(Collection entries)
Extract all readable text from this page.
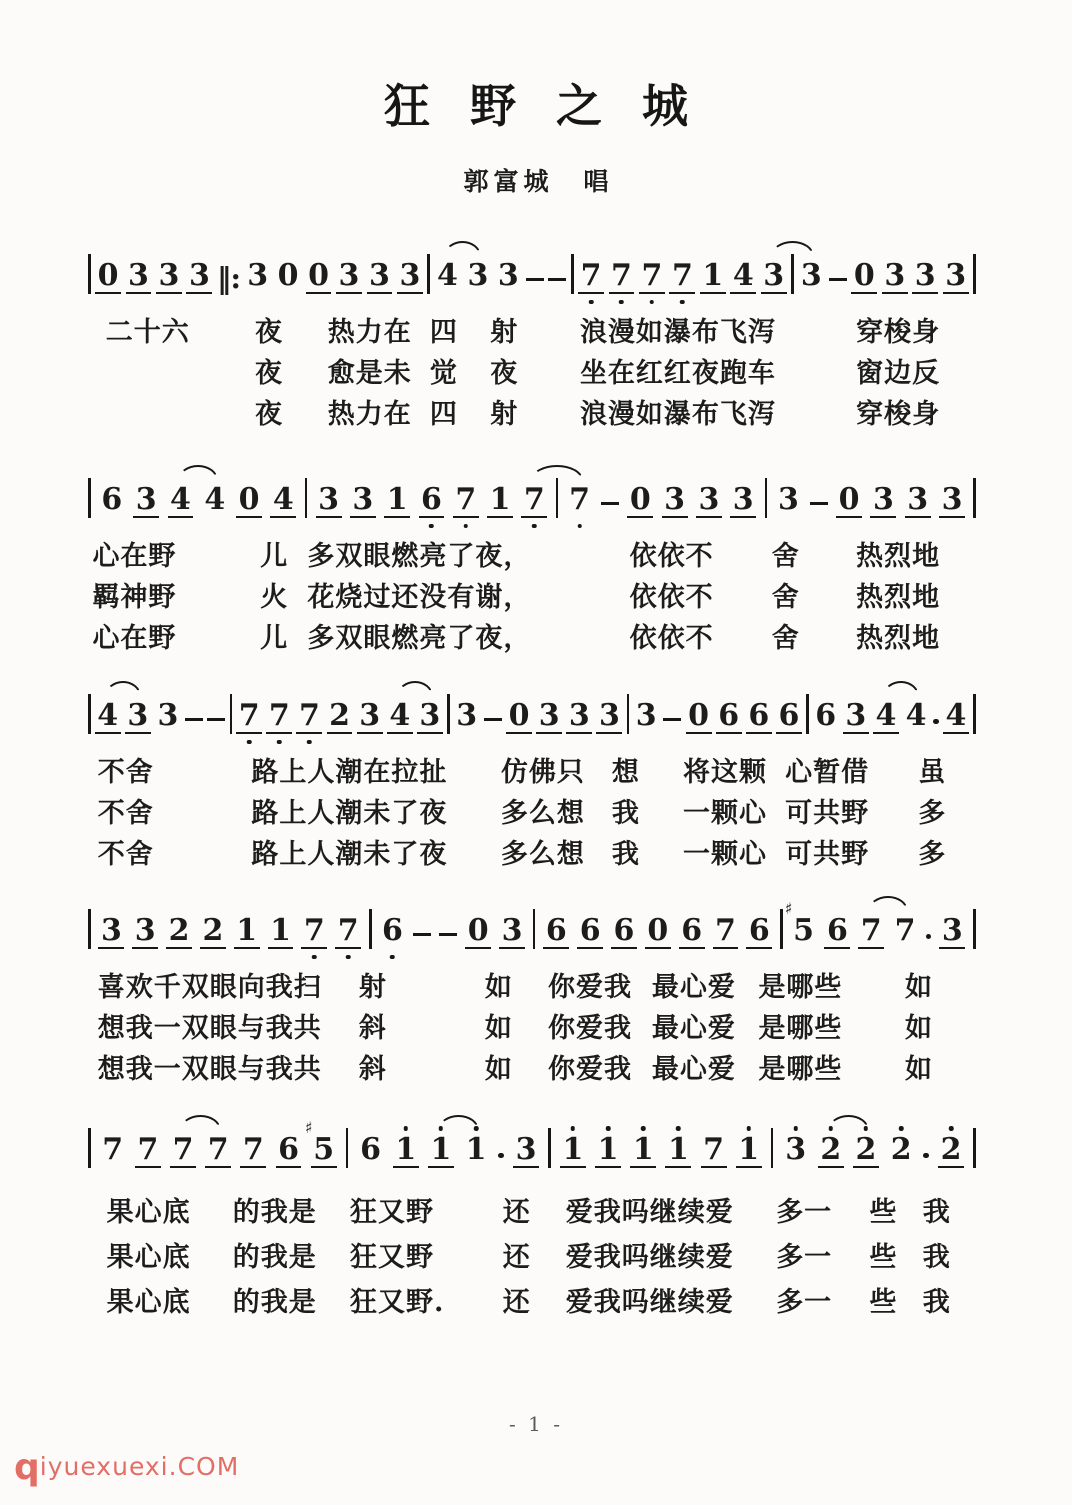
狂野之城
郭富城　唱
0 3 3 3 ‖: 3 0 0 3 3 3 4 3 3 7 7 7 7 1 4 3 3 0 3 3 3
二十六 夜 热力在 四 射 浪漫如瀑布飞泻	穿梭身
夜 愈是未 觉 夜 坐在红红夜跑车	窗边反
夜 热力在 四 射 浪漫如瀑布飞泻	穿梭身
6 3 4 4 0 4 3 3 1 6 7 1 7 7 0 3 3 3 3 0 3 3 3
心在野	儿 多双眼燃亮了夜，	依依不 舍 热烈地
羁神野	火 花烧过还没有谢，	依依不 舍 热烈地
心在野	儿 多双眼燃亮了夜，	依依不 舍 热烈地
4 3 3 7 7 7 2 3 4 3 3 0 3 3 3 3 0 6 6 6 6 3 4 4 4
不舍	路上人潮在拉扯 仿佛只 想 将这颗 心暂借 虽
不舍	路上人潮未了夜 多么想 我 一颗心 可共野 多
不舍	路上人潮未了夜 多么想 我 一颗心 可共野 多
3 3 2 2 1 1 7 7 6 0 3 6 6 6 0 6 7 6 5
♯
6 7 7 3
喜欢千双眼向我扫 射	如 你爱我 最心爱 是哪些 如
想我一双眼与我共 斜	如 你爱我 最心爱 是哪些 如
想我一双眼与我共 斜	如 你爱我 最心爱 是哪些 如
7 7 7 7 7 6 5
♯
6 1 1 1 3 1 1 1 1 7 1 3 2 2 2 2
果心底 的我是 狂又野	还 爱我吗继续爱 多一 些 我
果心底 的我是 狂又野	还 爱我吗继续爱 多一 些 我
果心底 的我是 狂又野. 还 爱我吗继续爱 多一 些 我
- 1 -
qiyuexuexi.COM
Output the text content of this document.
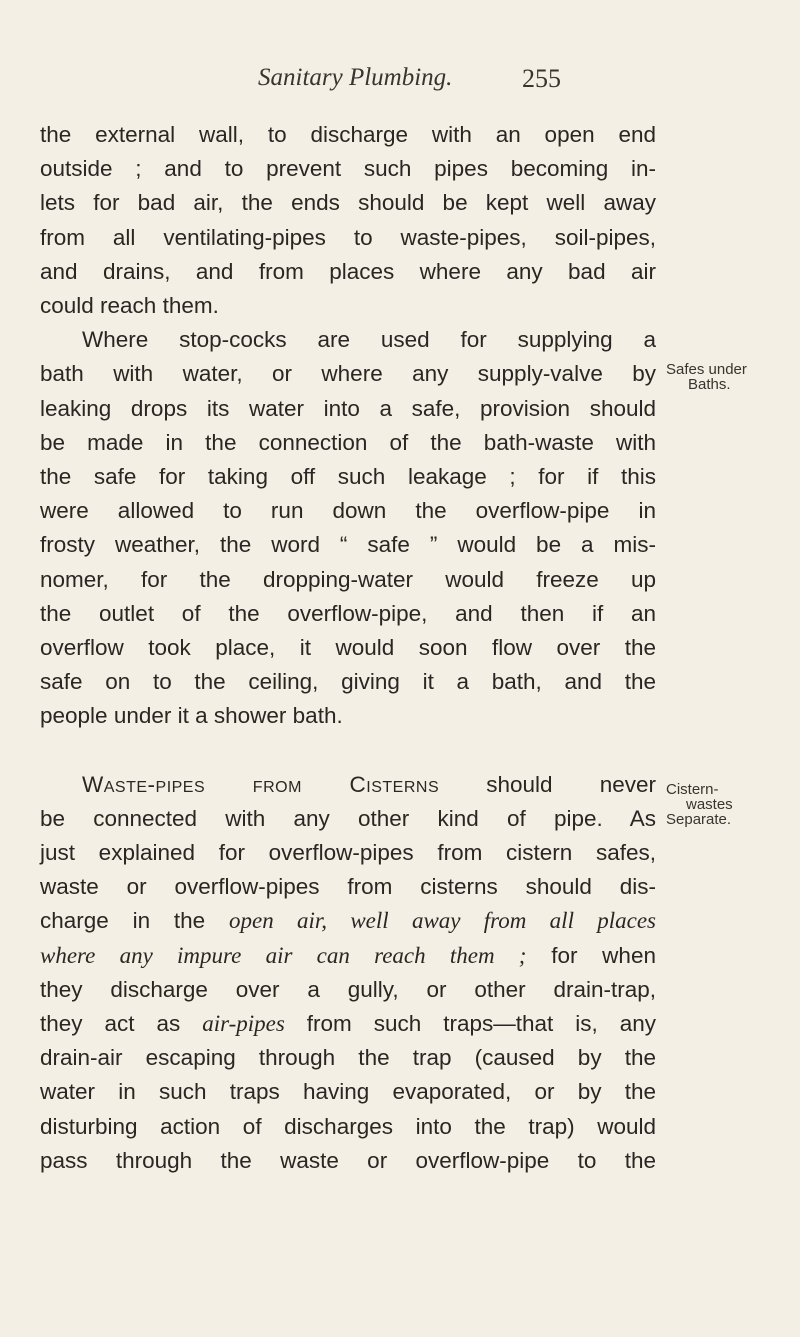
Sanitary Plumbing.	255

the external wall, to discharge with an open end
outside ; and to prevent such pipes becoming in-
lets for bad air, the ends should be kept well away
from all ventilating-pipes to waste-pipes, soil-pipes,
and drains, and from places where any bad air
could reach them.

Where stop-cocks are used for supplying a
bath with water, or where any supply-valve by
leaking drops its water into a safe, provision should
be made in the connection of the bath-waste with
the safe for taking off such leakage ; for if this
were allowed to run down the overflow-pipe in
frosty weather, the word “ safe ” would be a mis-
nomer, for the dropping-water would freeze up
the outlet of the overflow-pipe, and then if an
overflow took place, it would soon flow over the
safe on to the ceiling, giving it a bath, and the
people under it a shower bath.

Waste-pipes from Cisterns should never
be connected with any other kind of pipe. As
just explained for overflow-pipes from cistern safes,
waste or overflow-pipes from cisterns should dis-
charge in the open air, well away from all places
where any impure air can reach them ; for when
they discharge over a gully, or other drain-trap,
they act as air-pipes from such traps—that is, any
drain-air escaping through the trap (caused by the
water in such traps having evaporated, or by the
disturbing action of discharges into the trap) would
pass through the waste or overflow-pipe to the

Safes under
Baths.
Cistern-
wastes
Separate.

→ Requirement: Copy out all of the material exactly as written, without its pictures.

→ Worked solution:
Extract all readable text from this page.
狂野之城
郭富城　唱
0 3 3 3 ‖: 3 0 0 3 3 3 4 3 3 7 7 7 7 1 4 3 3 0 3 3 3
二十六 夜 热力在 四 射 浪漫如瀑布飞泻	穿梭身
夜 愈是未 觉 夜 坐在红红夜跑车	窗边反
夜 热力在 四 射 浪漫如瀑布飞泻	穿梭身
6 3 4 4 0 4 3 3 1 6 7 1 7 7 0 3 3 3 3 0 3 3 3
心在野	儿 多双眼燃亮了夜，	依依不 舍 热烈地
羁神野	火 花烧过还没有谢，	依依不 舍 热烈地
心在野	儿 多双眼燃亮了夜，	依依不 舍 热烈地
4 3 3 7 7 7 2 3 4 3 3 0 3 3 3 3 0 6 6 6 6 3 4 4 4
不舍	路上人潮在拉扯 仿佛只 想 将这颗 心暂借 虽
不舍	路上人潮未了夜 多么想 我 一颗心 可共野 多
不舍	路上人潮未了夜 多么想 我 一颗心 可共野 多
3 3 2 2 1 1 7 7 6 0 3 6 6 6 0 6 7 6 5
♯
6 7 7 3
喜欢千双眼向我扫 射	如 你爱我 最心爱 是哪些 如
想我一双眼与我共 斜	如 你爱我 最心爱 是哪些 如
想我一双眼与我共 斜	如 你爱我 最心爱 是哪些 如
7 7 7 7 7 6 5
♯
6 1 1 1 3 1 1 1 1 7 1 3 2 2 2 2
果心底 的我是 狂又野	还 爱我吗继续爱 多一 些 我
果心底 的我是 狂又野	还 爱我吗继续爱 多一 些 我
果心底 的我是 狂又野. 还 爱我吗继续爱 多一 些 我
- 1 -
qiyuexuexi.COM
Output the text content of this document.
Sanitary Plumbing.	255

the external wall, to discharge with an open end
outside ; and to prevent such pipes becoming in-
lets for bad air, the ends should be kept well away
from all ventilating-pipes to waste-pipes, soil-pipes,
and drains, and from places where any bad air
could reach them.

Where stop-cocks are used for supplying a
bath with water, or where any supply-valve by
leaking drops its water into a safe, provision should
be made in the connection of the bath-waste with
the safe for taking off such leakage ; for if this
were allowed to run down the overflow-pipe in
frosty weather, the word “ safe ” would be a mis-
nomer, for the dropping-water would freeze up
the outlet of the overflow-pipe, and then if an
overflow took place, it would soon flow over the
safe on to the ceiling, giving it a bath, and the
people under it a shower bath.

Waste-pipes from Cisterns should never
be connected with any other kind of pipe. As
just explained for overflow-pipes from cistern safes,
waste or overflow-pipes from cisterns should dis-
charge in the open air, well away from all places
where any impure air can reach them ; for when
they discharge over a gully, or other drain-trap,
they act as air-pipes from such traps—that is, any
drain-air escaping through the trap (caused by the
water in such traps having evaporated, or by the
disturbing action of discharges into the trap) would
pass through the waste or overflow-pipe to the

Safes under
Baths.
Cistern-
wastes
Separate.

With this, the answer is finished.